Compute how many lines in the entries below contain "document", and output nothing but the number.

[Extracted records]
- - - - -
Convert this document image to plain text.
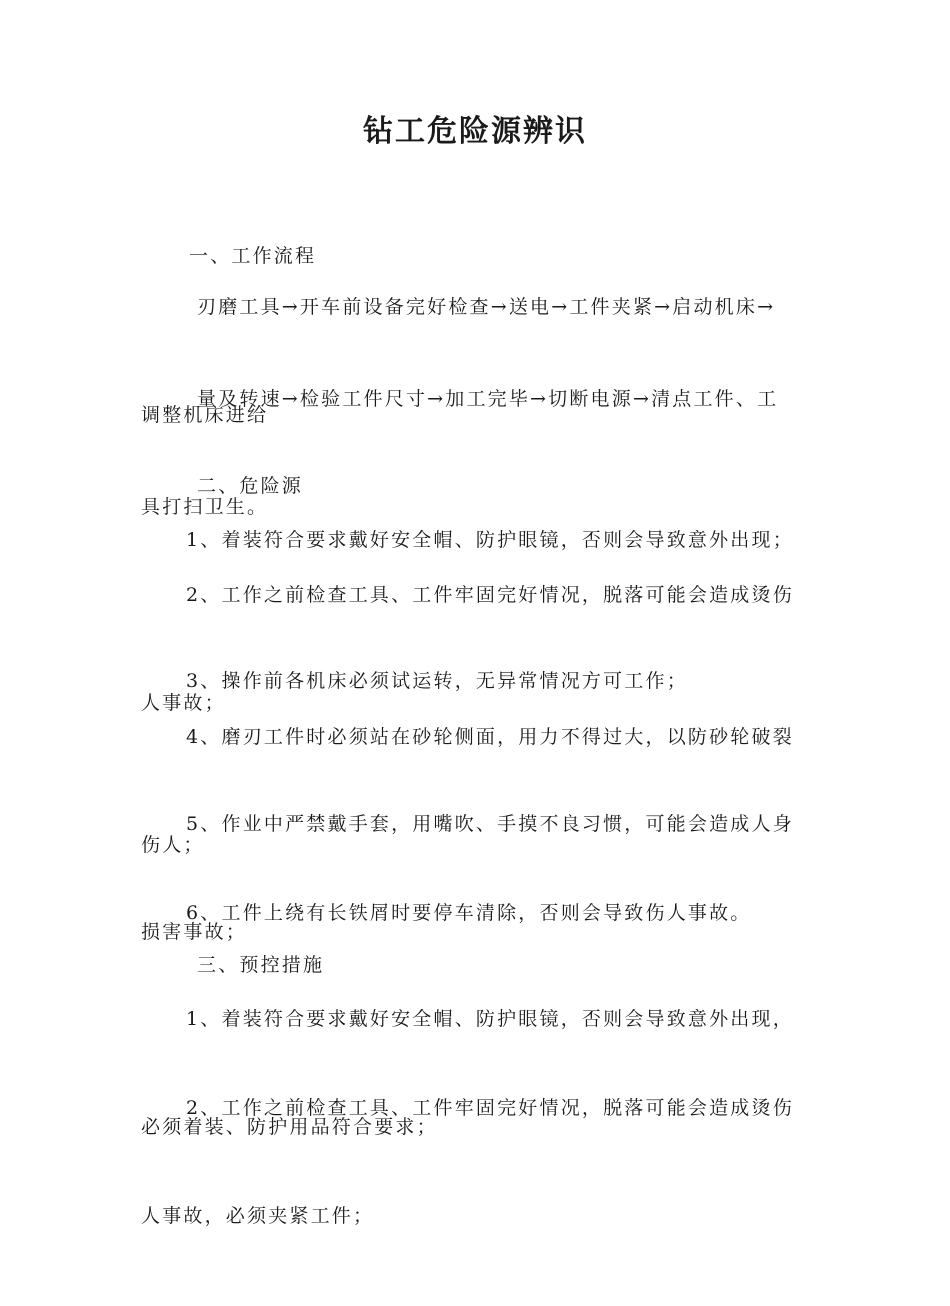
钻工危险源辨识

一、工作流程

刃磨工具→开车前设备完好检查→送电→工件夹紧→启动机床→

调整机床进给

量及转速→检验工件尺寸→加工完毕→切断电源→清点工件、工

具打扫卫生。

二、危险源

1、着装符合要求戴好安全帽、防护眼镜，否则会导致意外出现；

2、工作之前检查工具、工件牢固完好情况，脱落可能会造成烫伤

人事故；

3、操作前各机床必须试运转，无异常情况方可工作；

4、磨刃工件时必须站在砂轮侧面，用力不得过大，以防砂轮破裂

伤人；

5、作业中严禁戴手套，用嘴吹、手摸不良习惯，可能会造成人身

损害事故；

6、工件上绕有长铁屑时要停车清除，否则会导致伤人事故。

三、预控措施

1、着装符合要求戴好安全帽、防护眼镜，否则会导致意外出现，

必须着装、防护用品符合要求；

2、工作之前检查工具、工件牢固完好情况，脱落可能会造成烫伤

人事故，必须夹紧工件；
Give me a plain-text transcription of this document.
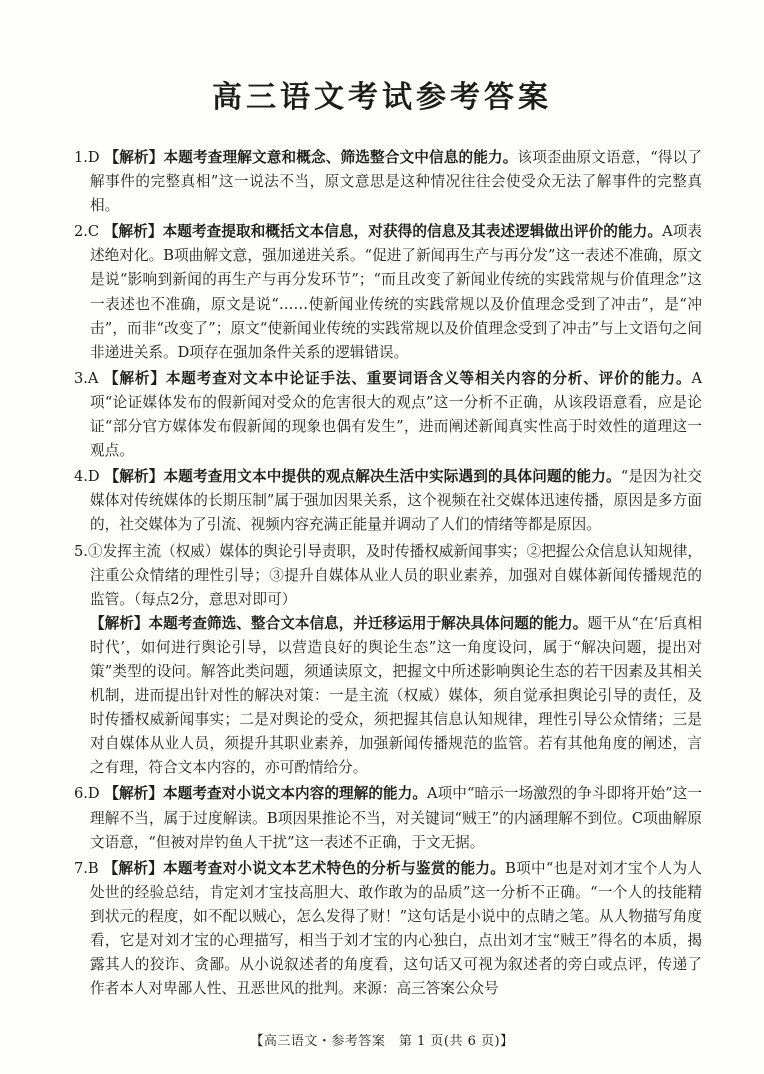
高三语文考试参考答案

1.D 【解析】本题考查理解文意和概念、筛选整合文中信息的能力。该项歪曲原文语意，“得以了解事件的完整真相”这一说法不当，原文意思是这种情况往往会使受众无法了解事件的完整真相。

2.C 【解析】本题考查提取和概括文本信息，对获得的信息及其表述逻辑做出评价的能力。A项表述绝对化。B项曲解文意，强加递进关系。“促进了新闻再生产与再分发”这一表述不准确，原文是说“影响到新闻的再生产与再分发环节”；“而且改变了新闻业传统的实践常规与价值理念”这一表述也不准确，原文是说“……使新闻业传统的实践常规以及价值理念受到了冲击”，是“冲击”，而非“改变了”；原文“使新闻业传统的实践常规以及价值理念受到了冲击”与上文语句之间非递进关系。D项存在强加条件关系的逻辑错误。

3.A 【解析】本题考查对文本中论证手法、重要词语含义等相关内容的分析、评价的能力。A项“论证媒体发布的假新闻对受众的危害很大的观点”这一分析不正确，从该段语意看，应是论证“部分官方媒体发布假新闻的现象也偶有发生”，进而阐述新闻真实性高于时效性的道理这一观点。

4.D 【解析】本题考查用文本中提供的观点解决生活中实际遇到的具体问题的能力。“是因为社交媒体对传统媒体的长期压制”属于强加因果关系，这个视频在社交媒体迅速传播，原因是多方面的，社交媒体为了引流、视频内容充满正能量并调动了人们的情绪等都是原因。

5.①发挥主流（权威）媒体的舆论引导责职，及时传播权威新闻事实；②把握公众信息认知规律，注重公众情绪的理性引导；③提升自媒体从业人员的职业素养，加强对自媒体新闻传播规范的监管。（每点2分，意思对即可）

【解析】本题考查筛选、整合文本信息，并迁移运用于解决具体问题的能力。题干从“在‘后真相时代’，如何进行舆论引导，以营造良好的舆论生态”这一角度设问，属于“解决问题，提出对策”类型的设问。解答此类问题，须通读原文，把握文中所述影响舆论生态的若干因素及其相关机制，进而提出针对性的解决对策：一是主流（权威）媒体，须自觉承担舆论引导的责任，及时传播权威新闻事实；二是对舆论的受众，须把握其信息认知规律，理性引导公众情绪；三是对自媒体从业人员，须提升其职业素养，加强新闻传播规范的监管。若有其他角度的阐述，言之有理，符合文本内容的，亦可酌情给分。

6.D 【解析】本题考查对小说文本内容的理解的能力。A项中“暗示一场激烈的争斗即将开始”这一理解不当，属于过度解读。B项因果推论不当，对关键词“贼王”的内涵理解不到位。C项曲解原文语意，“但被对岸钓鱼人干扰”这一表述不正确，于文无据。

7.B 【解析】本题考查对小说文本艺术特色的分析与鉴赏的能力。B项中“也是对刘才宝个人为人处世的经验总结，肯定刘才宝技高胆大、敢作敢为的品质”这一分析不正确。“一个人的技能精到状元的程度，如不配以贼心，怎么发得了财！”这句话是小说中的点睛之笔。从人物描写角度看，它是对刘才宝的心理描写，相当于刘才宝的内心独白，点出刘才宝“贼王”得名的本质，揭露其人的狡诈、贪鄙。从小说叙述者的角度看，这句话又可视为叙述者的旁白或点评，传递了作者本人对卑鄙人性、丑恶世风的批判。来源：高三答案公众号

【高三语文・参考答案　第 1 页(共 6 页)】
- - - - -
* **Worked solution**: 2